# Exercise goal
Write out word for word each line from the one containing "Read all visible content and emit it as JSON." through the close of the listing, including both ends. Pictures do not belong in the copy.

** start Input **

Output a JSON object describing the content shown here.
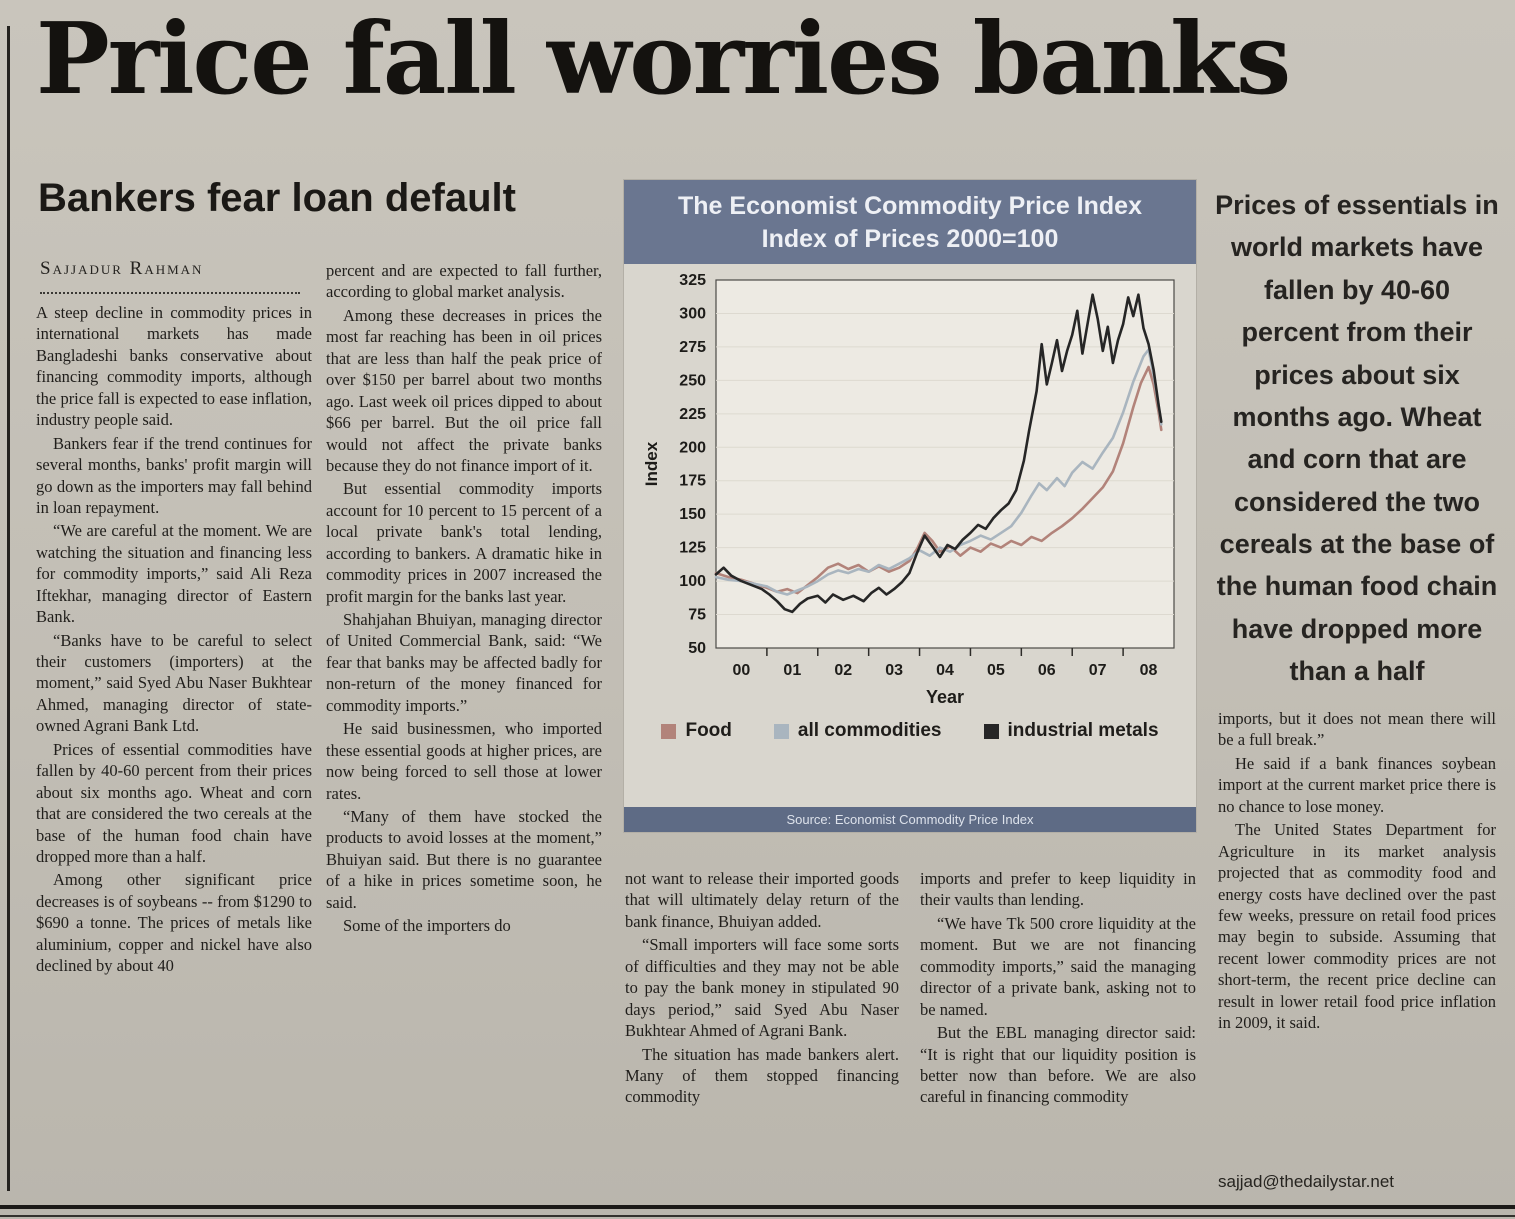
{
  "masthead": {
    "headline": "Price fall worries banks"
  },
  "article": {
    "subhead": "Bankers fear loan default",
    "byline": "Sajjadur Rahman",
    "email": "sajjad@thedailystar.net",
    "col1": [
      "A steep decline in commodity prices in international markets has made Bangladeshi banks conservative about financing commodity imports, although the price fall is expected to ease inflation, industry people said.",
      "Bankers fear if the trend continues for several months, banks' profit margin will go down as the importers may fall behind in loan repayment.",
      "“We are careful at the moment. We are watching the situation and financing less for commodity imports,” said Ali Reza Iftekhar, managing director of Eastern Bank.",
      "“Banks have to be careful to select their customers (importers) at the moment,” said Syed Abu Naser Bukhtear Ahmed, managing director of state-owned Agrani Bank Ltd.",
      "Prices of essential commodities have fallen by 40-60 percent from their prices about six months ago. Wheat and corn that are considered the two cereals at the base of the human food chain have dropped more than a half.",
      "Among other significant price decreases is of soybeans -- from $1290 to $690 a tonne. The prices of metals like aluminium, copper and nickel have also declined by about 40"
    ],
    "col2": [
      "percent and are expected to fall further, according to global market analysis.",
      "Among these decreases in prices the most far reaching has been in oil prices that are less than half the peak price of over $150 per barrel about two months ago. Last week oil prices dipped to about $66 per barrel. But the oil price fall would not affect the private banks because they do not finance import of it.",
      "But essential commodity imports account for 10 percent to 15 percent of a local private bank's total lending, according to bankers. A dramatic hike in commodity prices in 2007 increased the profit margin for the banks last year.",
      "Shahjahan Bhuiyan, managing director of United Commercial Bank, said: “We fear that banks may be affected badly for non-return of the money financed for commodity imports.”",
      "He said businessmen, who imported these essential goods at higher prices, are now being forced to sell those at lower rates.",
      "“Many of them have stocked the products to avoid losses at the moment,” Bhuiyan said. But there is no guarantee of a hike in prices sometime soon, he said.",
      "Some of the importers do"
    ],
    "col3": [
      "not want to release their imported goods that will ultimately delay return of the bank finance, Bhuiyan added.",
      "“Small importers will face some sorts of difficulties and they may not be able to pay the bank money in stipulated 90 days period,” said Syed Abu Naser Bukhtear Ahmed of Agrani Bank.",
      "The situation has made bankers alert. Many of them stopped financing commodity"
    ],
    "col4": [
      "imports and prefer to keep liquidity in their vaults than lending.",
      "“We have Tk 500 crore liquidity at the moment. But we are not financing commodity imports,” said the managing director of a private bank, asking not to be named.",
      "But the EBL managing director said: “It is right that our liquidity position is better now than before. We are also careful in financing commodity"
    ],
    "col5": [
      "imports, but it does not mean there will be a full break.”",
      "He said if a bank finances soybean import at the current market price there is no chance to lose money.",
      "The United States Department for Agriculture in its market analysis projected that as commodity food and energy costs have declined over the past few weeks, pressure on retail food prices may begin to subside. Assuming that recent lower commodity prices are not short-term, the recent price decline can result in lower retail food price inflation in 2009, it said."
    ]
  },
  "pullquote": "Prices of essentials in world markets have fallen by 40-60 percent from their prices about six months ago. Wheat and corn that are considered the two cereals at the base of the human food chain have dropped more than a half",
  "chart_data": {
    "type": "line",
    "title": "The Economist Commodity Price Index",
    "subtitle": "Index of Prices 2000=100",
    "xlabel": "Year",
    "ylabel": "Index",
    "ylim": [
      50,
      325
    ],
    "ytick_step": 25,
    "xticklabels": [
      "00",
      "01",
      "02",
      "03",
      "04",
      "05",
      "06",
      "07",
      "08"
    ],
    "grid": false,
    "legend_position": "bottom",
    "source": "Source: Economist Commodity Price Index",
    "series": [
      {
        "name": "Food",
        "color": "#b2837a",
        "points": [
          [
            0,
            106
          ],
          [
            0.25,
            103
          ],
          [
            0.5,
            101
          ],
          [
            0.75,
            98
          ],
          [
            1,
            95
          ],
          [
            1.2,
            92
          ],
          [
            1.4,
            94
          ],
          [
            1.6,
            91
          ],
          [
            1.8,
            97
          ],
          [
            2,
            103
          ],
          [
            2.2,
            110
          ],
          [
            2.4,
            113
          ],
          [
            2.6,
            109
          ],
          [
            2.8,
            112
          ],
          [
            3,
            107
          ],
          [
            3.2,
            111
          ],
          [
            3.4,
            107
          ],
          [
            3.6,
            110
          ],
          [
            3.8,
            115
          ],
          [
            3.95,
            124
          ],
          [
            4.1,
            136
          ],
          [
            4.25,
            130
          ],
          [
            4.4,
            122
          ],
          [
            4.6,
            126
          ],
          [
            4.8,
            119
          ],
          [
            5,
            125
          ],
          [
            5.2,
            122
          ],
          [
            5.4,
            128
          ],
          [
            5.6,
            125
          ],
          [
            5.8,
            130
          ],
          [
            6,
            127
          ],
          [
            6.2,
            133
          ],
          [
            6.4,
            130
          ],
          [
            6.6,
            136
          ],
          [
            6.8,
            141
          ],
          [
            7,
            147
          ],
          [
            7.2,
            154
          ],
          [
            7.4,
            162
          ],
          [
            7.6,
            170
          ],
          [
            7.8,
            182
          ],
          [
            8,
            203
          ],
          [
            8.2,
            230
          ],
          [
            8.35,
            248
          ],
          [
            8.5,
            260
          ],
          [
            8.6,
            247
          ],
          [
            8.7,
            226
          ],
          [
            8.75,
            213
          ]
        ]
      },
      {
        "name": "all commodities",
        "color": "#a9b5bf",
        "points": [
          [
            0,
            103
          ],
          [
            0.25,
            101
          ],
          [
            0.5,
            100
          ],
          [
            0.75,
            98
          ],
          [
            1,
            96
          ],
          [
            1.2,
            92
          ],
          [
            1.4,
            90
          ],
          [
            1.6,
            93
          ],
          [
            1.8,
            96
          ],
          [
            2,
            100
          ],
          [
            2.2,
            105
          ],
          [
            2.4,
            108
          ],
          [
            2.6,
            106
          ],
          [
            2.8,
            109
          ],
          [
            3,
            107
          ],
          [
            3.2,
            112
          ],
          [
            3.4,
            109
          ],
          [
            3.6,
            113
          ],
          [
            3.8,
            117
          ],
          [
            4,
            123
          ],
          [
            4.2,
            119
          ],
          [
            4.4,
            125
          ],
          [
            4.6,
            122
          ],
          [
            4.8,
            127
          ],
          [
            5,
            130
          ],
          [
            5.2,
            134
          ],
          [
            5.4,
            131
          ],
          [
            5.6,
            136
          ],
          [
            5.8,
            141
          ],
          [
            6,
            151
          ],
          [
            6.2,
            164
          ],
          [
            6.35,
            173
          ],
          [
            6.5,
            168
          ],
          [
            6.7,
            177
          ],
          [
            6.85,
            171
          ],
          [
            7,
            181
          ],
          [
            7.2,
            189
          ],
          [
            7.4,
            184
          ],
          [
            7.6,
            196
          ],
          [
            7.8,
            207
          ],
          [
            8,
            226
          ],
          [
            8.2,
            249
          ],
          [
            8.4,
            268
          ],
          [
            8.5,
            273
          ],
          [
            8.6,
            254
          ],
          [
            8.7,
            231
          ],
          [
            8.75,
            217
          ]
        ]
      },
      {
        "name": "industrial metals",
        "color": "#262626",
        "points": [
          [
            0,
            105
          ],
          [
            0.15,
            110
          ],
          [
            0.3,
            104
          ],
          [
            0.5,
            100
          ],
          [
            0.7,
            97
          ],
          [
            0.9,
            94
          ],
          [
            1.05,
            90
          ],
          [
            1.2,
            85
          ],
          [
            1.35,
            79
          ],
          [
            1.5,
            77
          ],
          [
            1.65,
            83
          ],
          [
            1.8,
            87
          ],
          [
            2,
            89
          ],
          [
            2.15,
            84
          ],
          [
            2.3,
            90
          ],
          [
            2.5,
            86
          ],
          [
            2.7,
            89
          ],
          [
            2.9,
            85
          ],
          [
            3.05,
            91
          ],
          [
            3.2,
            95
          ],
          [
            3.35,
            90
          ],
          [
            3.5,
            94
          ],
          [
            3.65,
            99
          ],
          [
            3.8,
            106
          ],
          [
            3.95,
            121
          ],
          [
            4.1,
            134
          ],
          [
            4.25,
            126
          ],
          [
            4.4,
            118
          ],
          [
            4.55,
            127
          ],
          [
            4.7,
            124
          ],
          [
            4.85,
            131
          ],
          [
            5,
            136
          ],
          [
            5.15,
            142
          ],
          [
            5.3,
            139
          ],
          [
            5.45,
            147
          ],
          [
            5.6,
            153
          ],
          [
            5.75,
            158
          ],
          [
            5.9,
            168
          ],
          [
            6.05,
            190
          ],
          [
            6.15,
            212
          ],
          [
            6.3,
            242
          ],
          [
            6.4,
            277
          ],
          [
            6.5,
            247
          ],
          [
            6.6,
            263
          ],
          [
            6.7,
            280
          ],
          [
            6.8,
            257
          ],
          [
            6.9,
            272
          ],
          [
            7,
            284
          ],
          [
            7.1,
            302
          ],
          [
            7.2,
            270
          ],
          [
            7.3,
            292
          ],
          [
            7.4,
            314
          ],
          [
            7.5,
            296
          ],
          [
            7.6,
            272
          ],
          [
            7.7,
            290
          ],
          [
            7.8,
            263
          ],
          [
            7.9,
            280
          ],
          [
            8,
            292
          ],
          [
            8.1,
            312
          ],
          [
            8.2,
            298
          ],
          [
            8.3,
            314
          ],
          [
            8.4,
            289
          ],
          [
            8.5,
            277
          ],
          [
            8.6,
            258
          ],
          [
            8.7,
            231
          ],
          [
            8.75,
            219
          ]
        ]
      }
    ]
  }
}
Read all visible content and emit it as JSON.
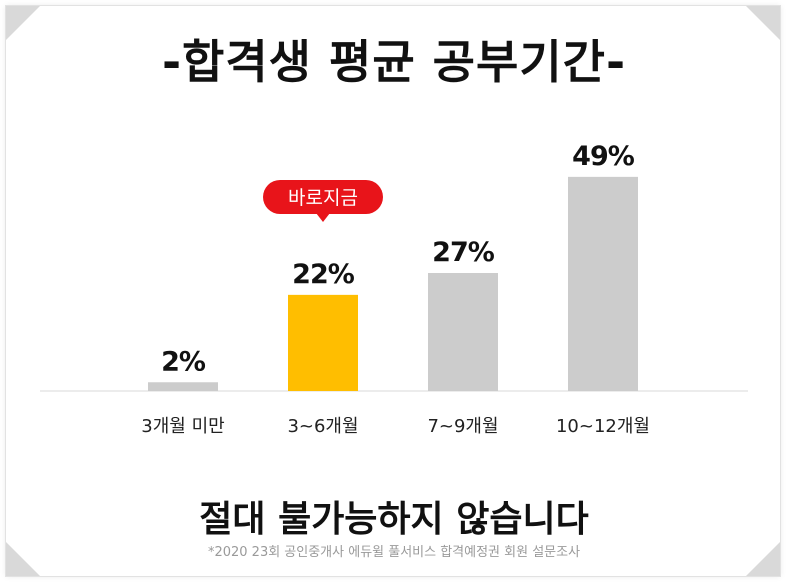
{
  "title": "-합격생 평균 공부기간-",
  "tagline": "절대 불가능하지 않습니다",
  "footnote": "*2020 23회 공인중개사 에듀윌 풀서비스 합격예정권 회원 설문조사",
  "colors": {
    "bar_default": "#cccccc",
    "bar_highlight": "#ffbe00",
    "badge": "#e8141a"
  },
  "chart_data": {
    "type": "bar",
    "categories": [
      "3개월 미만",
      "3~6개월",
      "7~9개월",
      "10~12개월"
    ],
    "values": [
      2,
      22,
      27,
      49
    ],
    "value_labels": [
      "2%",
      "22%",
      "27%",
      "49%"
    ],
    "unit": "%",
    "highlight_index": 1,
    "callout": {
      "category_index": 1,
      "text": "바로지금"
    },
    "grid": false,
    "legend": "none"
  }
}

** end Input **

# Result of the exercise
Read all visible content and emit it as JSON.
{
  "title": "-합격생 평균 공부기간-",
  "tagline": "절대 불가능하지 않습니다",
  "footnote": "*2020 23회 공인중개사 에듀윌 풀서비스 합격예정권 회원 설문조사",
  "colors": {
    "bar_default": "#cccccc",
    "bar_highlight": "#ffbe00",
    "badge": "#e8141a"
  },
  "chart_data": {
    "type": "bar",
    "categories": [
      "3개월 미만",
      "3~6개월",
      "7~9개월",
      "10~12개월"
    ],
    "values": [
      2,
      22,
      27,
      49
    ],
    "value_labels": [
      "2%",
      "22%",
      "27%",
      "49%"
    ],
    "unit": "%",
    "highlight_index": 1,
    "callout": {
      "category_index": 1,
      "text": "바로지금"
    },
    "grid": false,
    "legend": "none"
  }
}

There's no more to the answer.